▸ Requirement: Reproduce every line below unchanged, leaving out the pictures.

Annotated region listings
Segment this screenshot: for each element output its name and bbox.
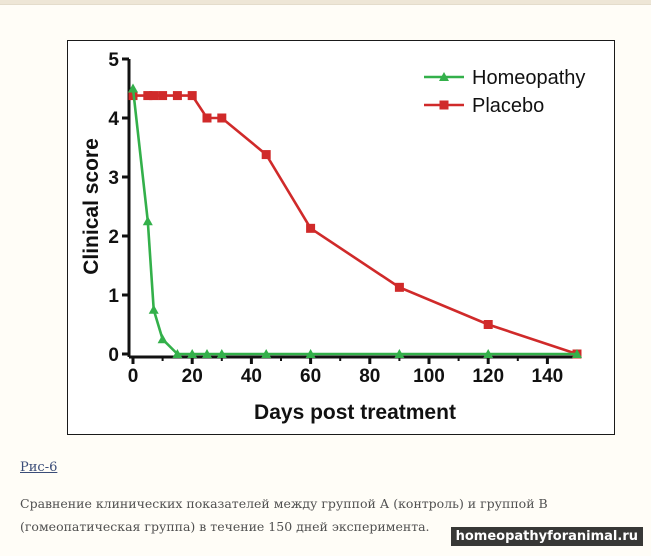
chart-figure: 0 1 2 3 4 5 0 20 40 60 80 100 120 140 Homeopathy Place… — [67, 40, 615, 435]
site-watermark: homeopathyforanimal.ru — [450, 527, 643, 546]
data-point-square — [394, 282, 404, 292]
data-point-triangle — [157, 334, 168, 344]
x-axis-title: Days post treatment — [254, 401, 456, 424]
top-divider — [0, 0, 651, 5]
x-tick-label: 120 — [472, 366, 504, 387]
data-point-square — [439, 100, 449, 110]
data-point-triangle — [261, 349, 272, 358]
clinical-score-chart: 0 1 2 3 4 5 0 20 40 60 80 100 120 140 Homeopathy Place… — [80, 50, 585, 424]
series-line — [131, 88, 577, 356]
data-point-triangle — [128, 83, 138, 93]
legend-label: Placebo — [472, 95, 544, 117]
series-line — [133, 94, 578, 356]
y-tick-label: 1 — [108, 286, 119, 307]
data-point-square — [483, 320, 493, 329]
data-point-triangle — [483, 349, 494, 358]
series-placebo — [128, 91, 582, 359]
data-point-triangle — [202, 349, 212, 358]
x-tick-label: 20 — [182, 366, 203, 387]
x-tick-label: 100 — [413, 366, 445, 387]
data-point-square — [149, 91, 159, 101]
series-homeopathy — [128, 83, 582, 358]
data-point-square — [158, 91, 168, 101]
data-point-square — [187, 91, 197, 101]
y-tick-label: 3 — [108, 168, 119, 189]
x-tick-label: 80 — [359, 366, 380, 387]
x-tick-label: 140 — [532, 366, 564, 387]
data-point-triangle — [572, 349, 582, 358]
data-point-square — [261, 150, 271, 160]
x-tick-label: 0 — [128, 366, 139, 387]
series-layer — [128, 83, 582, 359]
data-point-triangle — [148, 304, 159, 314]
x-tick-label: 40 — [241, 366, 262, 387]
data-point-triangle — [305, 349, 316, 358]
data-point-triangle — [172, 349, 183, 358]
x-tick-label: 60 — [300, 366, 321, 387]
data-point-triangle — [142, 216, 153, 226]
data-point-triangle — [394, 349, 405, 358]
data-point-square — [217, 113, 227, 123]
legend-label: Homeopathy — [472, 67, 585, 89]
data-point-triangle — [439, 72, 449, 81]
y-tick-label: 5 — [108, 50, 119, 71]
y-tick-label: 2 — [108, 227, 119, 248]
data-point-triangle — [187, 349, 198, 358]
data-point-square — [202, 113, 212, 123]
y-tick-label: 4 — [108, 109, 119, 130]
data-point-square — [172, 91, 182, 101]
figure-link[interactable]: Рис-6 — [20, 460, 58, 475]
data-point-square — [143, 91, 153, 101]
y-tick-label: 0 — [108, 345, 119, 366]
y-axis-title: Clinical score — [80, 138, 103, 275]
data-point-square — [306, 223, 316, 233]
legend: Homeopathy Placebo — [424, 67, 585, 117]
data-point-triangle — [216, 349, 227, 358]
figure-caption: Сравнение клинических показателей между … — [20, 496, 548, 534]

▸ Task response:
Segment this screenshot: for each element output its name and bbox.
chart-figure: 0 1 2 3 4 5 0 20 40 60 80 100 120 140 Homeopathy Place… — [67, 40, 615, 435]
site-watermark: homeopathyforanimal.ru — [450, 527, 643, 546]
data-point-square — [394, 282, 404, 292]
data-point-triangle — [157, 334, 168, 344]
x-axis-title: Days post treatment — [254, 401, 456, 424]
top-divider — [0, 0, 651, 5]
x-tick-label: 120 — [472, 366, 504, 387]
data-point-square — [439, 100, 449, 110]
data-point-triangle — [261, 349, 272, 358]
clinical-score-chart: 0 1 2 3 4 5 0 20 40 60 80 100 120 140 Homeopathy Place… — [80, 50, 585, 424]
series-line — [131, 88, 577, 356]
data-point-triangle — [128, 83, 138, 93]
legend-label: Placebo — [472, 95, 544, 117]
series-line — [133, 94, 578, 356]
y-tick-label: 1 — [108, 286, 119, 307]
data-point-square — [483, 320, 493, 329]
data-point-triangle — [483, 349, 494, 358]
series-placebo — [128, 91, 582, 359]
data-point-triangle — [202, 349, 212, 358]
x-tick-label: 20 — [182, 366, 203, 387]
x-tick-label: 100 — [413, 366, 445, 387]
data-point-square — [149, 91, 159, 101]
series-homeopathy — [128, 83, 582, 358]
data-point-square — [158, 91, 168, 101]
data-point-square — [187, 91, 197, 101]
y-tick-label: 3 — [108, 168, 119, 189]
x-tick-label: 80 — [359, 366, 380, 387]
x-tick-label: 140 — [532, 366, 564, 387]
data-point-triangle — [572, 349, 582, 358]
data-point-square — [261, 150, 271, 160]
x-tick-label: 0 — [128, 366, 139, 387]
series-layer — [128, 83, 582, 359]
data-point-triangle — [148, 304, 159, 314]
x-tick-label: 40 — [241, 366, 262, 387]
data-point-triangle — [305, 349, 316, 358]
data-point-triangle — [172, 349, 183, 358]
x-tick-label: 60 — [300, 366, 321, 387]
data-point-triangle — [142, 216, 153, 226]
data-point-triangle — [394, 349, 405, 358]
data-point-square — [217, 113, 227, 123]
legend-label: Homeopathy — [472, 67, 585, 89]
data-point-triangle — [439, 72, 449, 81]
y-tick-label: 5 — [108, 50, 119, 71]
y-tick-label: 2 — [108, 227, 119, 248]
data-point-triangle — [187, 349, 198, 358]
data-point-square — [202, 113, 212, 123]
y-tick-label: 4 — [108, 109, 119, 130]
data-point-square — [172, 91, 182, 101]
figure-link[interactable]: Рис-6 — [20, 460, 58, 475]
data-point-square — [143, 91, 153, 101]
y-tick-label: 0 — [108, 345, 119, 366]
y-axis-title: Clinical score — [80, 138, 103, 275]
data-point-square — [306, 223, 316, 233]
legend: Homeopathy Placebo — [424, 67, 585, 117]
data-point-triangle — [216, 349, 227, 358]
figure-caption: Сравнение клинических показателей между … — [20, 496, 548, 534]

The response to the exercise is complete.